▶ Records shown:
[start]
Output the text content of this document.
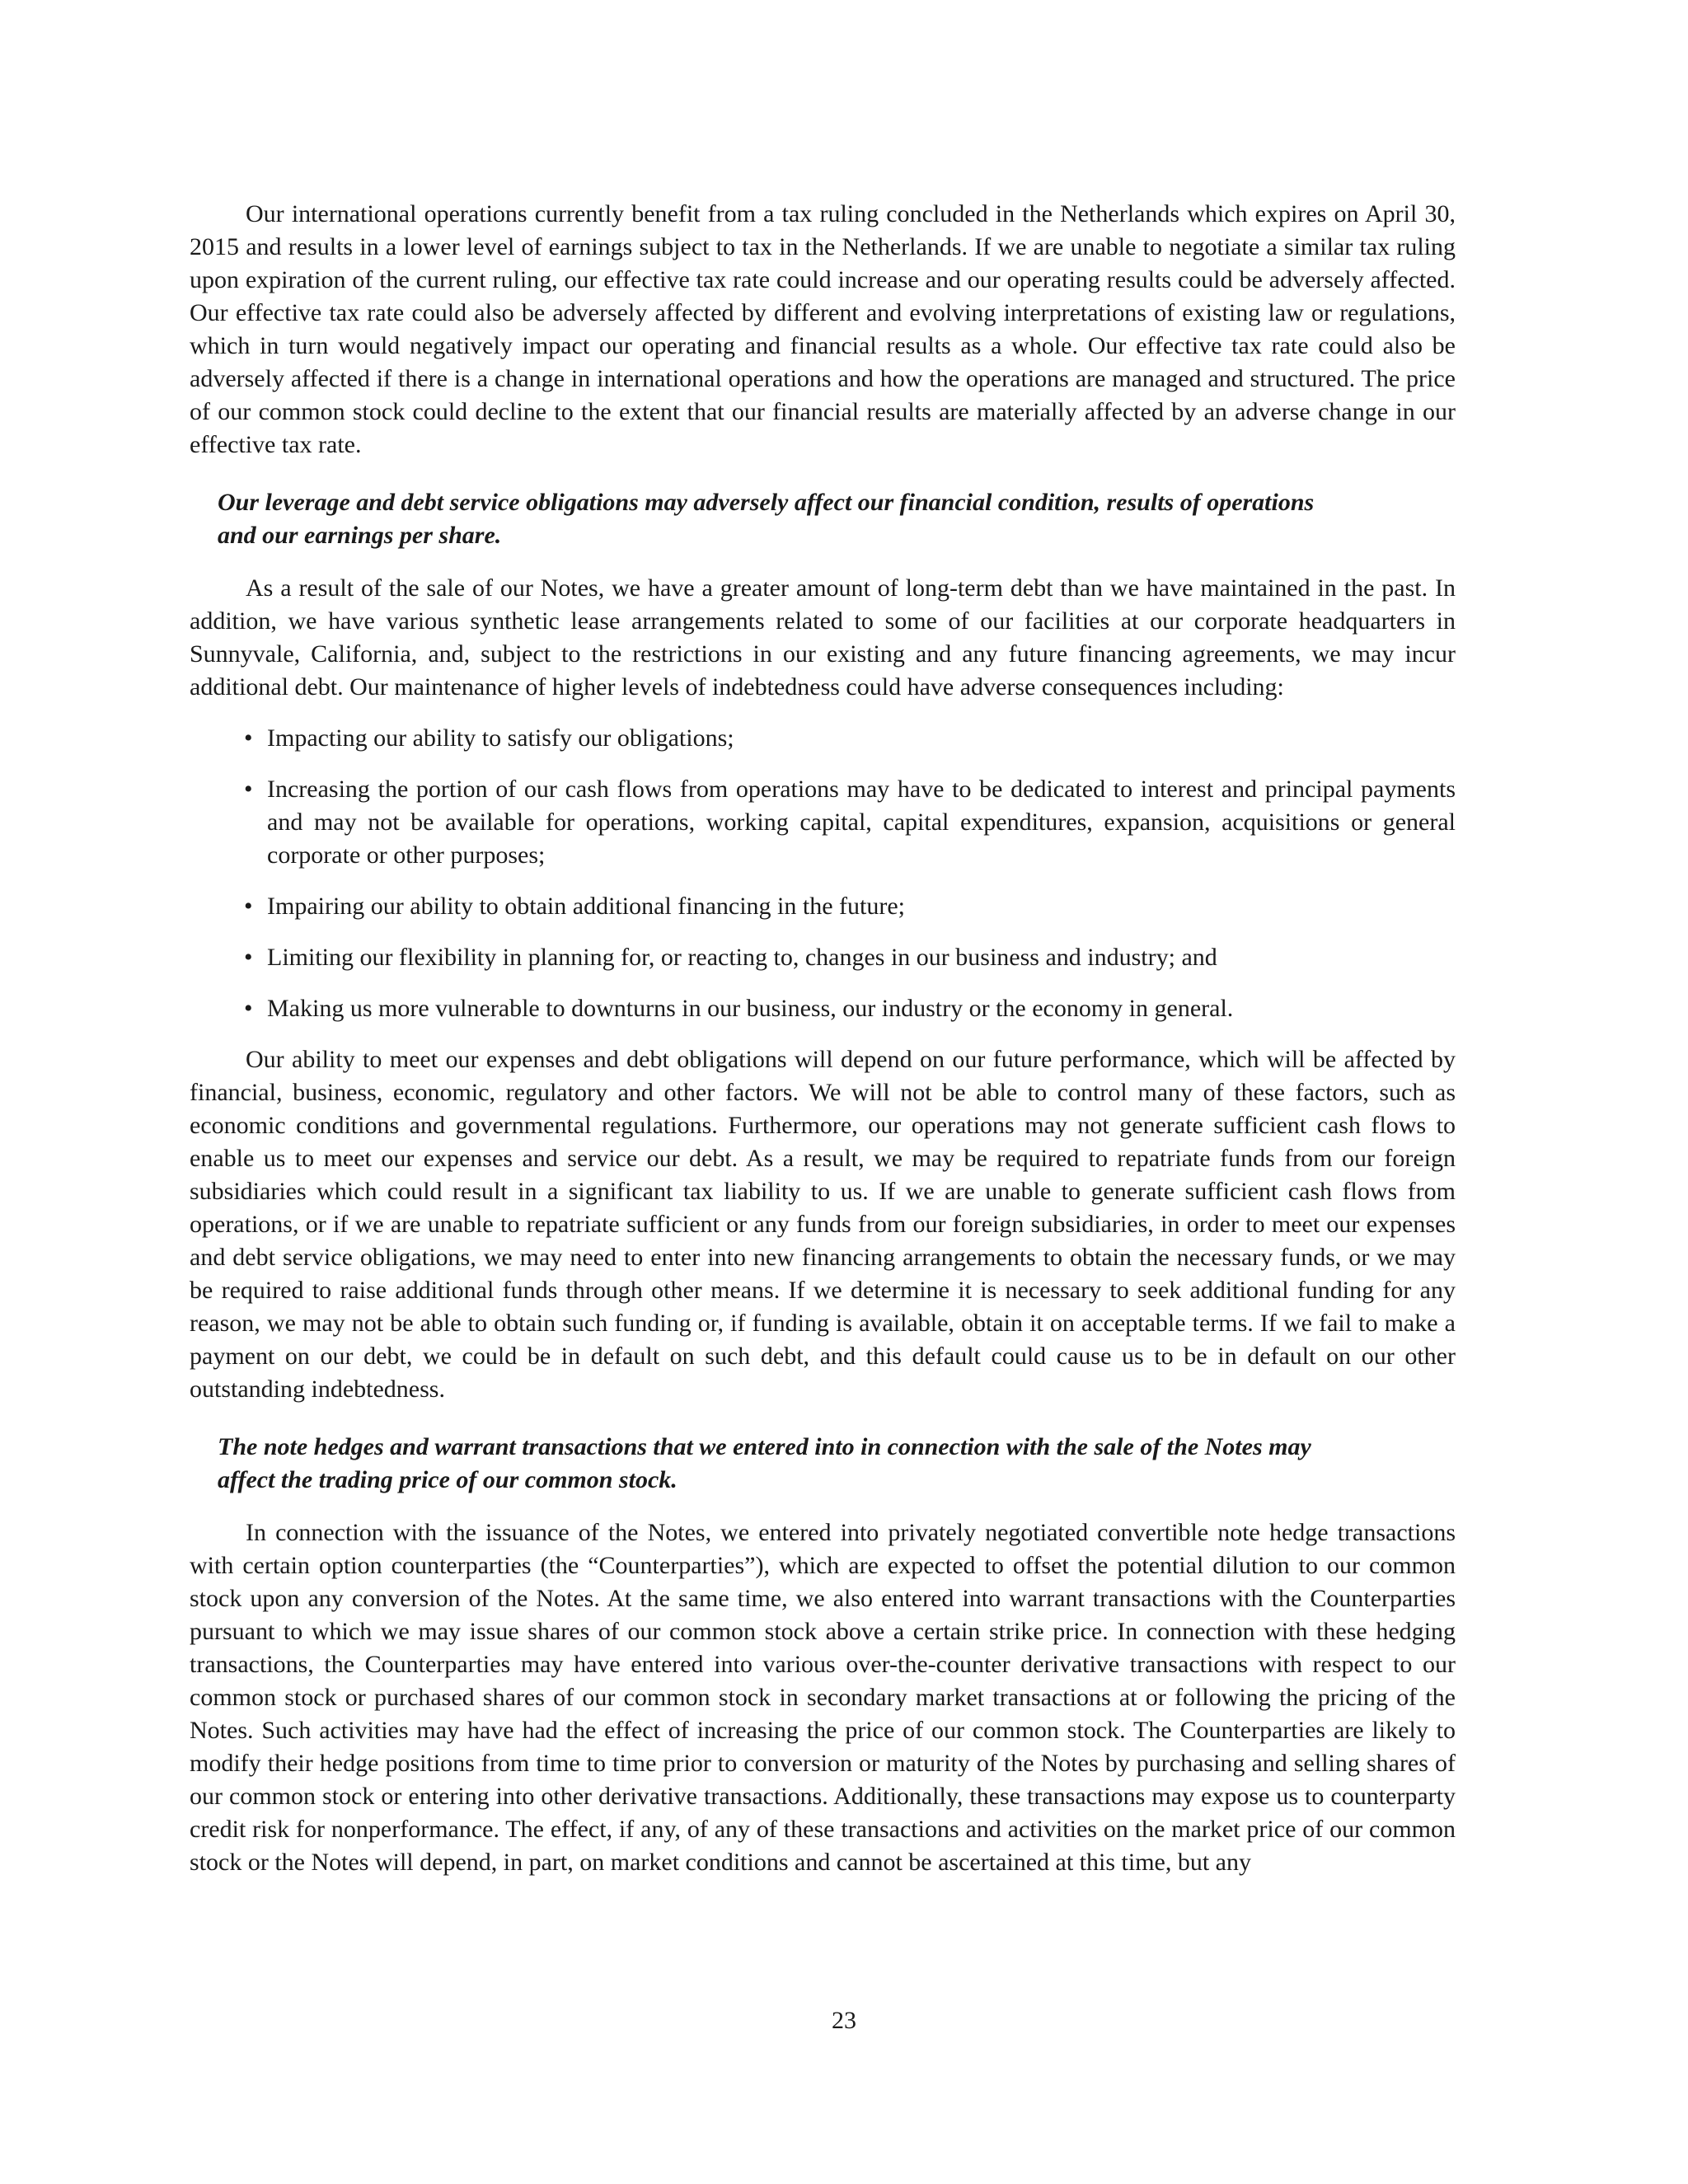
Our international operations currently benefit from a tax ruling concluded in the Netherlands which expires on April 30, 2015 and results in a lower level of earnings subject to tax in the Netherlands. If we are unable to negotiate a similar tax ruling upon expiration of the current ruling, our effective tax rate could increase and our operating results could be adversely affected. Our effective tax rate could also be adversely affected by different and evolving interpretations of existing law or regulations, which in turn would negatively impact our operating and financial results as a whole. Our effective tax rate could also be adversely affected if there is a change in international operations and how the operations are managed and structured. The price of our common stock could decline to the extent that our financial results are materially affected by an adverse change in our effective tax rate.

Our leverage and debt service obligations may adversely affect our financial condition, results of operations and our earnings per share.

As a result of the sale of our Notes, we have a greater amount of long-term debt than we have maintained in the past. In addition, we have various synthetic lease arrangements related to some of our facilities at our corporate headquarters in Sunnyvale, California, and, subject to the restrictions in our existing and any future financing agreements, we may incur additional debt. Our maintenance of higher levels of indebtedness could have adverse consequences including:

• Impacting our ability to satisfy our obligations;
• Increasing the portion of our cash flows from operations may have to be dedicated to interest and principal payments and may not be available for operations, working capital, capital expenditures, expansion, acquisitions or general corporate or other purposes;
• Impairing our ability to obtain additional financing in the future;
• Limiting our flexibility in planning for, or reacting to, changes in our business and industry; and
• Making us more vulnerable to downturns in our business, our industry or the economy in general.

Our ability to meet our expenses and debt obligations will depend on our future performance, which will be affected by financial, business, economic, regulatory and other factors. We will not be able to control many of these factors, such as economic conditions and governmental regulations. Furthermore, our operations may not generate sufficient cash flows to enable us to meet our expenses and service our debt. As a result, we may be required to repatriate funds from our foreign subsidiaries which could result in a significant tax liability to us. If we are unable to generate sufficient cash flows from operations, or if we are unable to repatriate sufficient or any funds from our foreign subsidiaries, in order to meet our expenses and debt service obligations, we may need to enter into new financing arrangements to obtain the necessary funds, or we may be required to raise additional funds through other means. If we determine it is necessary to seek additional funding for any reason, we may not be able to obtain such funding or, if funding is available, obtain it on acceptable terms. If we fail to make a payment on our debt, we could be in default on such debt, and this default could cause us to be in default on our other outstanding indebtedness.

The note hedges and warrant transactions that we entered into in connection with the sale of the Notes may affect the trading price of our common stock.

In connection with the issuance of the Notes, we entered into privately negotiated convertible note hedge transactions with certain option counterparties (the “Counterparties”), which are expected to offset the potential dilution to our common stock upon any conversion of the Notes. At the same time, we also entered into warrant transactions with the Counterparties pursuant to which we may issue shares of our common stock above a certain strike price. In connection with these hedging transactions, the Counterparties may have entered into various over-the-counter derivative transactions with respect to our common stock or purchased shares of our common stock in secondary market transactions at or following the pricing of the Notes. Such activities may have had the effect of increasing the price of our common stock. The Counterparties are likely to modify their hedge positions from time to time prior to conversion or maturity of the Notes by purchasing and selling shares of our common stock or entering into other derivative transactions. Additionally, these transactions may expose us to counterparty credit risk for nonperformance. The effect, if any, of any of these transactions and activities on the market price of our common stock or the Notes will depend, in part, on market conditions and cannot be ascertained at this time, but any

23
[end]
▶ Do this:
Each entry above should be reproduced exactly, with the pictures removed.

▶ Problem solution:
Output the text content of this document.
Our international operations currently benefit from a tax ruling concluded in the Netherlands which expires on April 30, 2015 and results in a lower level of earnings subject to tax in the Netherlands. If we are unable to negotiate a similar tax ruling upon expiration of the current ruling, our effective tax rate could increase and our operating results could be adversely affected. Our effective tax rate could also be adversely affected by different and evolving interpretations of existing law or regulations, which in turn would negatively impact our operating and financial results as a whole. Our effective tax rate could also be adversely affected if there is a change in international operations and how the operations are managed and structured. The price of our common stock could decline to the extent that our financial results are materially affected by an adverse change in our effective tax rate.

Our leverage and debt service obligations may adversely affect our financial condition, results of operations and our earnings per share.

As a result of the sale of our Notes, we have a greater amount of long-term debt than we have maintained in the past. In addition, we have various synthetic lease arrangements related to some of our facilities at our corporate headquarters in Sunnyvale, California, and, subject to the restrictions in our existing and any future financing agreements, we may incur additional debt. Our maintenance of higher levels of indebtedness could have adverse consequences including:

• Impacting our ability to satisfy our obligations;
• Increasing the portion of our cash flows from operations may have to be dedicated to interest and principal payments and may not be available for operations, working capital, capital expenditures, expansion, acquisitions or general corporate or other purposes;
• Impairing our ability to obtain additional financing in the future;
• Limiting our flexibility in planning for, or reacting to, changes in our business and industry; and
• Making us more vulnerable to downturns in our business, our industry or the economy in general.

Our ability to meet our expenses and debt obligations will depend on our future performance, which will be affected by financial, business, economic, regulatory and other factors. We will not be able to control many of these factors, such as economic conditions and governmental regulations. Furthermore, our operations may not generate sufficient cash flows to enable us to meet our expenses and service our debt. As a result, we may be required to repatriate funds from our foreign subsidiaries which could result in a significant tax liability to us. If we are unable to generate sufficient cash flows from operations, or if we are unable to repatriate sufficient or any funds from our foreign subsidiaries, in order to meet our expenses and debt service obligations, we may need to enter into new financing arrangements to obtain the necessary funds, or we may be required to raise additional funds through other means. If we determine it is necessary to seek additional funding for any reason, we may not be able to obtain such funding or, if funding is available, obtain it on acceptable terms. If we fail to make a payment on our debt, we could be in default on such debt, and this default could cause us to be in default on our other outstanding indebtedness.

The note hedges and warrant transactions that we entered into in connection with the sale of the Notes may affect the trading price of our common stock.

In connection with the issuance of the Notes, we entered into privately negotiated convertible note hedge transactions with certain option counterparties (the “Counterparties”), which are expected to offset the potential dilution to our common stock upon any conversion of the Notes. At the same time, we also entered into warrant transactions with the Counterparties pursuant to which we may issue shares of our common stock above a certain strike price. In connection with these hedging transactions, the Counterparties may have entered into various over-the-counter derivative transactions with respect to our common stock or purchased shares of our common stock in secondary market transactions at or following the pricing of the Notes. Such activities may have had the effect of increasing the price of our common stock. The Counterparties are likely to modify their hedge positions from time to time prior to conversion or maturity of the Notes by purchasing and selling shares of our common stock or entering into other derivative transactions. Additionally, these transactions may expose us to counterparty credit risk for nonperformance. The effect, if any, of any of these transactions and activities on the market price of our common stock or the Notes will depend, in part, on market conditions and cannot be ascertained at this time, but any

23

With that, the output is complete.